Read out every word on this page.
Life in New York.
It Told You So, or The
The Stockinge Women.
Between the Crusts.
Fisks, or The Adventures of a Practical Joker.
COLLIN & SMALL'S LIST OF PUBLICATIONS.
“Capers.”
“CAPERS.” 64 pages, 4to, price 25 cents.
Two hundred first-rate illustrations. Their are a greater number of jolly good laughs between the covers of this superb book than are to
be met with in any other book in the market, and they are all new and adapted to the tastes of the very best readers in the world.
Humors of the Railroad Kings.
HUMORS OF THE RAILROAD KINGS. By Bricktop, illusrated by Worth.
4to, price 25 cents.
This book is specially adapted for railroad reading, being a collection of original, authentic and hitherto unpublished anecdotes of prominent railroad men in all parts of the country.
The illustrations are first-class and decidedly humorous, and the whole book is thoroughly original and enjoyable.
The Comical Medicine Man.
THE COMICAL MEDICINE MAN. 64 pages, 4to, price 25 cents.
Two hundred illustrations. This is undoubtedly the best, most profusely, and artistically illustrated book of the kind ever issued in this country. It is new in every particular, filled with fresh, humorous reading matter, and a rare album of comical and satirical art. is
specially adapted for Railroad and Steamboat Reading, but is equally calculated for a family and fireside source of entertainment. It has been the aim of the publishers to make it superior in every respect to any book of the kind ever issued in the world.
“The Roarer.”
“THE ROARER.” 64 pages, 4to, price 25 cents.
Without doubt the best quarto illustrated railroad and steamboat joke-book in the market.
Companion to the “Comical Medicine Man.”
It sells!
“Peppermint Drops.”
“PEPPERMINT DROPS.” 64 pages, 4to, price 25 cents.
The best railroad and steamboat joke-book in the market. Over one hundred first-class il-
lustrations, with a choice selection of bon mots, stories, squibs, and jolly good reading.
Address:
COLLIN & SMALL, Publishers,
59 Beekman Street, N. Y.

⁂

Exercise task - Transcribe all of the material exactly. Omit nothing.

Full response -
Read out every word on this page.
Life in New York.
It Told You So, or The
The Stockinge Women.
Between the Crusts.
Fisks, or The Adventures of a Practical Joker.
COLLIN & SMALL'S LIST OF PUBLICATIONS.
“Capers.”
“CAPERS.” 64 pages, 4to, price 25 cents.
Two hundred first-rate illustrations. Their are a greater number of jolly good laughs between the covers of this superb book than are to
be met with in any other book in the market, and they are all new and adapted to the tastes of the very best readers in the world.
Humors of the Railroad Kings.
HUMORS OF THE RAILROAD KINGS. By Bricktop, illusrated by Worth.
4to, price 25 cents.
This book is specially adapted for railroad reading, being a collection of original, authentic and hitherto unpublished anecdotes of prominent railroad men in all parts of the country.
The illustrations are first-class and decidedly humorous, and the whole book is thoroughly original and enjoyable.
The Comical Medicine Man.
THE COMICAL MEDICINE MAN. 64 pages, 4to, price 25 cents.
Two hundred illustrations. This is undoubtedly the best, most profusely, and artistically illustrated book of the kind ever issued in this country. It is new in every particular, filled with fresh, humorous reading matter, and a rare album of comical and satirical art. is
specially adapted for Railroad and Steamboat Reading, but is equally calculated for a family and fireside source of entertainment. It has been the aim of the publishers to make it superior in every respect to any book of the kind ever issued in the world.
“The Roarer.”
“THE ROARER.” 64 pages, 4to, price 25 cents.
Without doubt the best quarto illustrated railroad and steamboat joke-book in the market.
Companion to the “Comical Medicine Man.”
It sells!
“Peppermint Drops.”
“PEPPERMINT DROPS.” 64 pages, 4to, price 25 cents.
The best railroad and steamboat joke-book in the market. Over one hundred first-class il-
lustrations, with a choice selection of bon mots, stories, squibs, and jolly good reading.
Address:
COLLIN & SMALL, Publishers,
59 Beekman Street, N. Y.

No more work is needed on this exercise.